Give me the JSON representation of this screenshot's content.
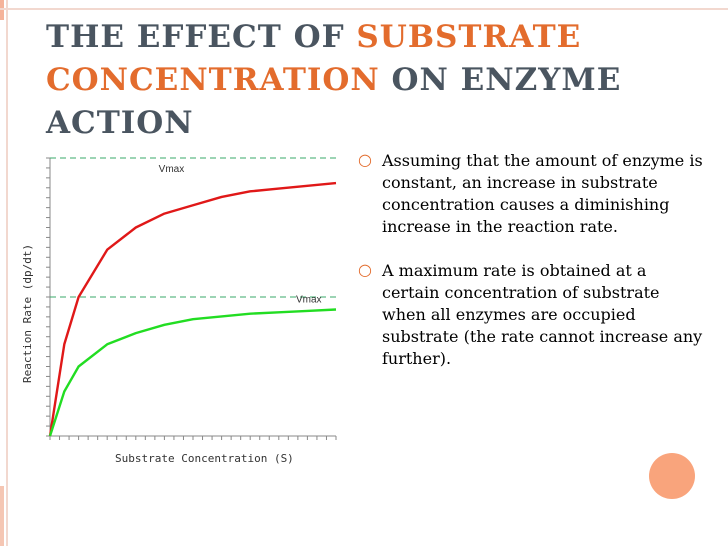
{
  "title": {
    "part1": "THE EFFECT OF ",
    "part2": "SUBSTRATE CONCENTRATION",
    "part3": " ON ENZYME ACTION"
  },
  "colors": {
    "title": "#4a5560",
    "accent": "#e36c2d",
    "red_curve": "#e01818",
    "green_curve": "#22dd22",
    "dashed_lines": "#3aaa6a"
  },
  "bullets": [
    {
      "text": "Assuming that the amount of enzyme is constant, an increase in substrate concentration causes a diminishing increase in the reaction rate."
    },
    {
      "text": "A maximum rate is obtained at a certain concentration of substrate when all enzymes are occupied substrate (the rate cannot increase any further)."
    }
  ],
  "bullet_icon": "hollow-circle-bullet-icon",
  "chart_data": {
    "type": "line",
    "xlabel": "Substrate Concentration (S)",
    "ylabel": "Reaction Rate (dp/dt)",
    "xlim": [
      0,
      100
    ],
    "ylim": [
      0,
      100
    ],
    "annotations": [
      {
        "text": "Vmax",
        "x": 38,
        "y": 95
      },
      {
        "text": "Vmax",
        "x": 86,
        "y": 48
      }
    ],
    "reference_lines": [
      {
        "y": 100,
        "style": "dashed"
      },
      {
        "y": 50,
        "style": "dashed"
      }
    ],
    "series": [
      {
        "color": "red",
        "x": [
          0,
          5,
          10,
          20,
          30,
          40,
          50,
          60,
          70,
          80,
          90,
          100
        ],
        "values": [
          0,
          33,
          50,
          67,
          75,
          80,
          83,
          86,
          88,
          89,
          90,
          91
        ]
      },
      {
        "color": "green",
        "x": [
          0,
          5,
          10,
          20,
          30,
          40,
          50,
          60,
          70,
          80,
          90,
          100
        ],
        "values": [
          0,
          16,
          25,
          33,
          37,
          40,
          42,
          43,
          44,
          44.5,
          45,
          45.5
        ]
      }
    ]
  }
}
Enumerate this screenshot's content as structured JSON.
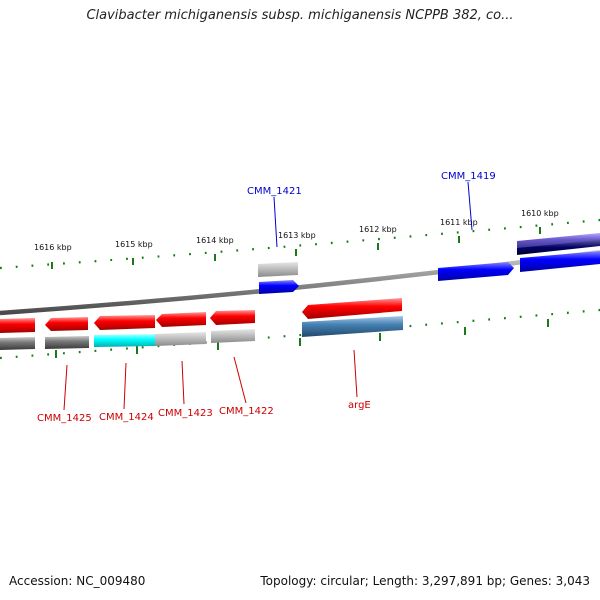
{
  "title": "Clavibacter michiganensis subsp. michiganensis NCPPB 382, co...",
  "footer": {
    "accession": "Accession: NC_009480",
    "topology": "Topology: circular; Length: 3,297,891 bp; Genes: 3,043"
  },
  "kbp_labels": [
    "1616 kbp",
    "1615 kbp",
    "1614 kbp",
    "1613 kbp",
    "1612 kbp",
    "1611 kbp",
    "1610 kbp"
  ],
  "gene_labels_forward": [
    "CMM_1421",
    "CMM_1419"
  ],
  "gene_labels_reverse": [
    "CMM_1425",
    "CMM_1424",
    "CMM_1423",
    "CMM_1422",
    "argE"
  ],
  "colors": {
    "forward_cds": "#0000ff",
    "reverse_cds": "#ff0000",
    "forward_label": "#0000cc",
    "reverse_label": "#cc0000",
    "tick": "#1a7a1a",
    "backbone": "#808080",
    "highlight_cyan": "#00ffff",
    "highlight_blue": "#4682b4",
    "highlight_purple": "#6a5acd",
    "gray_feature": "#a0a0a0"
  }
}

PROBLEM TO WORK ON → Repeat the data in full and exactly. Omit pictures.

COMPLETED TASK →
Give me the JSON representation of this screenshot's content.
{
  "title": {
    "part1": "THE EFFECT OF ",
    "part2": "SUBSTRATE CONCENTRATION",
    "part3": " ON ENZYME ACTION"
  },
  "colors": {
    "title": "#4a5560",
    "accent": "#e36c2d",
    "red_curve": "#e01818",
    "green_curve": "#22dd22",
    "dashed_lines": "#3aaa6a"
  },
  "bullets": [
    {
      "text": "Assuming that the amount of enzyme is constant, an increase in substrate concentration causes a diminishing increase in the reaction rate."
    },
    {
      "text": "A maximum rate is obtained at a certain concentration of substrate when all enzymes are occupied substrate (the rate cannot increase any further)."
    }
  ],
  "bullet_icon": "hollow-circle-bullet-icon",
  "chart_data": {
    "type": "line",
    "xlabel": "Substrate Concentration (S)",
    "ylabel": "Reaction Rate (dp/dt)",
    "xlim": [
      0,
      100
    ],
    "ylim": [
      0,
      100
    ],
    "annotations": [
      {
        "text": "Vmax",
        "x": 38,
        "y": 95
      },
      {
        "text": "Vmax",
        "x": 86,
        "y": 48
      }
    ],
    "reference_lines": [
      {
        "y": 100,
        "style": "dashed"
      },
      {
        "y": 50,
        "style": "dashed"
      }
    ],
    "series": [
      {
        "color": "red",
        "x": [
          0,
          5,
          10,
          20,
          30,
          40,
          50,
          60,
          70,
          80,
          90,
          100
        ],
        "values": [
          0,
          33,
          50,
          67,
          75,
          80,
          83,
          86,
          88,
          89,
          90,
          91
        ]
      },
      {
        "color": "green",
        "x": [
          0,
          5,
          10,
          20,
          30,
          40,
          50,
          60,
          70,
          80,
          90,
          100
        ],
        "values": [
          0,
          16,
          25,
          33,
          37,
          40,
          42,
          43,
          44,
          44.5,
          45,
          45.5
        ]
      }
    ]
  }
}
Enumerate this screenshot's content as structured JSON.
{
  "title": "Clavibacter michiganensis subsp. michiganensis NCPPB 382, co...",
  "footer": {
    "accession": "Accession: NC_009480",
    "topology": "Topology: circular; Length: 3,297,891 bp; Genes: 3,043"
  },
  "kbp_labels": [
    "1616 kbp",
    "1615 kbp",
    "1614 kbp",
    "1613 kbp",
    "1612 kbp",
    "1611 kbp",
    "1610 kbp"
  ],
  "gene_labels_forward": [
    "CMM_1421",
    "CMM_1419"
  ],
  "gene_labels_reverse": [
    "CMM_1425",
    "CMM_1424",
    "CMM_1423",
    "CMM_1422",
    "argE"
  ],
  "colors": {
    "forward_cds": "#0000ff",
    "reverse_cds": "#ff0000",
    "forward_label": "#0000cc",
    "reverse_label": "#cc0000",
    "tick": "#1a7a1a",
    "backbone": "#808080",
    "highlight_cyan": "#00ffff",
    "highlight_blue": "#4682b4",
    "highlight_purple": "#6a5acd",
    "gray_feature": "#a0a0a0"
  }
}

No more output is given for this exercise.